— start of SUPPLIED DATA —

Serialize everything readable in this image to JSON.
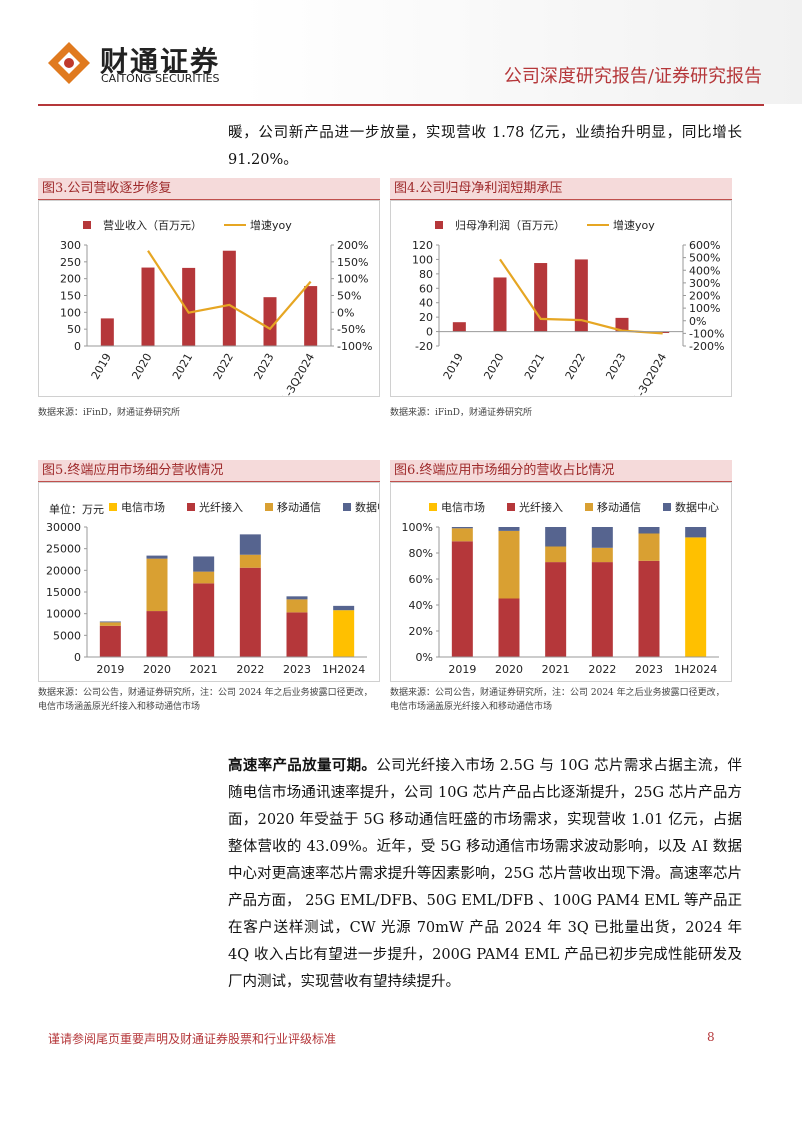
{
  "header": {
    "logo_cn": "财通证券",
    "logo_en": "CAITONG SECURITIES",
    "report_type": "公司深度研究报告/证券研究报告"
  },
  "paragraphs": [
    {
      "text": "暖，公司新产品进一步放量，实现营收 1.78 亿元，业绩抬升明显，同比增长 91.20%。"
    },
    {
      "lead": "高速率产品放量可期。",
      "text": "公司光纤接入市场 2.5G 与 10G 芯片需求占据主流，伴随电信市场通讯速率提升，公司 10G 芯片产品占比逐渐提升，25G 芯片产品方面，2020 年受益于 5G 移动通信旺盛的市场需求，实现营收 1.01 亿元，占据整体营收的 43.09%。近年，受 5G 移动通信市场需求波动影响，以及 AI 数据中心对更高速率芯片需求提升等因素影响，25G 芯片营收出现下滑。高速率芯片产品方面， 25G EML/DFB、50G EML/DFB 、100G PAM4 EML 等产品正在客户送样测试，CW 光源 70mW 产品 2024 年 3Q 已批量出货，2024 年 4Q 收入占比有望进一步提升，200G PAM4 EML 产品已初步完成性能研发及厂内测试，实现营收有望持续提升。"
    }
  ],
  "chart_data": [
    {
      "type": "bar_line",
      "title": "图3.公司营收逐步修复",
      "source": "数据来源：iFinD，财通证券研究所",
      "categories": [
        "2019",
        "2020",
        "2021",
        "2022",
        "2023",
        "1-3Q2024"
      ],
      "series": [
        {
          "name": "营业收入（百万元）",
          "type": "bar",
          "color": "#b5373a",
          "values": [
            82,
            233,
            232,
            283,
            145,
            178
          ]
        },
        {
          "name": "增速yoy",
          "type": "line",
          "axis": "y2",
          "color": "#e6a623",
          "values": [
            null,
            183,
            -1,
            22,
            -49,
            91.2
          ]
        }
      ],
      "ylim": [
        0,
        300
      ],
      "yticks": [
        0,
        50,
        100,
        150,
        200,
        250,
        300
      ],
      "y2lim": [
        -100,
        200
      ],
      "y2ticks": [
        {
          "value": -100,
          "label": "-100%"
        },
        {
          "value": -50,
          "label": "-50%"
        },
        {
          "value": 0,
          "label": "0%"
        },
        {
          "value": 50,
          "label": "50%"
        },
        {
          "value": 100,
          "label": "100%"
        },
        {
          "value": 150,
          "label": "150%"
        },
        {
          "value": 200,
          "label": "200%"
        }
      ]
    },
    {
      "type": "bar_line",
      "title": "图4.公司归母净利润短期承压",
      "source": "数据来源：iFinD，财通证券研究所",
      "categories": [
        "2019",
        "2020",
        "2021",
        "2022",
        "2023",
        "1-3Q2024"
      ],
      "series": [
        {
          "name": "归母净利润（百万元）",
          "type": "bar",
          "color": "#b5373a",
          "values": [
            13,
            75,
            95,
            100,
            19,
            -2
          ]
        },
        {
          "name": "增速yoy",
          "type": "line",
          "axis": "y2",
          "color": "#e6a623",
          "values": [
            null,
            486,
            15,
            5,
            -78,
            -100
          ]
        }
      ],
      "ylim": [
        -20,
        120
      ],
      "yticks": [
        -20,
        0,
        20,
        40,
        60,
        80,
        100,
        120
      ],
      "y2lim": [
        -200,
        600
      ],
      "y2ticks": [
        {
          "value": -200,
          "label": "-200%"
        },
        {
          "value": -100,
          "label": "-100%"
        },
        {
          "value": 0,
          "label": "0%"
        },
        {
          "value": 100,
          "label": "100%"
        },
        {
          "value": 200,
          "label": "200%"
        },
        {
          "value": 300,
          "label": "300%"
        },
        {
          "value": 400,
          "label": "400%"
        },
        {
          "value": 500,
          "label": "500%"
        },
        {
          "value": 600,
          "label": "600%"
        }
      ]
    },
    {
      "type": "stacked_bar",
      "title": "图5.终端应用市场细分营收情况",
      "unit": "单位：万元",
      "source": "数据来源：公司公告，财通证券研究所，注：公司 2024 年之后业务披露口径更改，电信市场涵盖原光纤接入和移动通信市场",
      "categories": [
        "2019",
        "2020",
        "2021",
        "2022",
        "2023",
        "1H2024"
      ],
      "series": [
        {
          "name": "电信市场",
          "color": "#ffc000",
          "values": [
            0,
            0,
            0,
            0,
            0,
            10800
          ]
        },
        {
          "name": "光纤接入",
          "color": "#b5373a",
          "values": [
            7200,
            10600,
            17000,
            20600,
            10300,
            0
          ]
        },
        {
          "name": "移动通信",
          "color": "#d9a032",
          "values": [
            800,
            12100,
            2700,
            3000,
            3000,
            0
          ]
        },
        {
          "name": "数据中心",
          "color": "#56648f",
          "values": [
            200,
            700,
            3500,
            4700,
            700,
            1000
          ]
        }
      ],
      "ylim": [
        0,
        30000
      ],
      "yticks": [
        0,
        5000,
        10000,
        15000,
        20000,
        25000,
        30000
      ]
    },
    {
      "type": "stacked_bar",
      "title": "图6.终端应用市场细分的营收占比情况",
      "source": "数据来源：公司公告，财通证券研究所，注：公司 2024 年之后业务披露口径更改，电信市场涵盖原光纤接入和移动通信市场",
      "categories": [
        "2019",
        "2020",
        "2021",
        "2022",
        "2023",
        "1H2024"
      ],
      "series": [
        {
          "name": "电信市场",
          "color": "#ffc000",
          "values": [
            0,
            0,
            0,
            0,
            0,
            92
          ]
        },
        {
          "name": "光纤接入",
          "color": "#b5373a",
          "values": [
            89,
            45,
            73,
            73,
            74,
            0
          ]
        },
        {
          "name": "移动通信",
          "color": "#d9a032",
          "values": [
            10,
            52,
            12,
            11,
            21,
            0
          ]
        },
        {
          "name": "数据中心",
          "color": "#56648f",
          "values": [
            1,
            3,
            15,
            16,
            5,
            8
          ]
        }
      ],
      "ylim": [
        0,
        100
      ],
      "yticks": [
        {
          "value": 0,
          "label": "0%"
        },
        {
          "value": 20,
          "label": "20%"
        },
        {
          "value": 40,
          "label": "40%"
        },
        {
          "value": 60,
          "label": "60%"
        },
        {
          "value": 80,
          "label": "80%"
        },
        {
          "value": 100,
          "label": "100%"
        }
      ]
    }
  ],
  "footer": {
    "disclaimer": "谨请参阅尾页重要声明及财通证券股票和行业评级标准",
    "page": "8"
  }
}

— end of SUPPLIED DATA —

▸ **GIVEN INSTRUCTION**
Show every line of the listing in which the string "text" can be found.

▸ **RESPONSE BELOW**
      "text": "暖，公司新产品进一步放量，实现营收 1.78 亿元，业绩抬升明显，同比增长 91.20%。"
      "text": "公司光纤接入市场 2.5G 与 10G 芯片需求占据主流，伴随电信市场通讯速率提升，公司 10G 芯片产品占比逐渐提升，25G 芯片产品方面，2020 年受益于 5G 移动通信旺盛的市场需求，实现营收 1.01 亿元，占据整体营收的 43.09%。近年，受 5G 移动通信市场需求波动影响，以及 AI 数据中心对更高速率芯片需求提升等因素影响，25G 芯片营收出现下滑。高速率芯片产品方面， 25G EML/DFB、50G EML/DFB 、100G PAM4 EML 等产品正在客户送样测试，CW 光源 70mW 产品 2024 年 3Q 已批量出货，2024 年 4Q 收入占比有望进一步提升，200G PAM4 EML 产品已初步完成性能研发及厂内测试，实现营收有望持续提升。"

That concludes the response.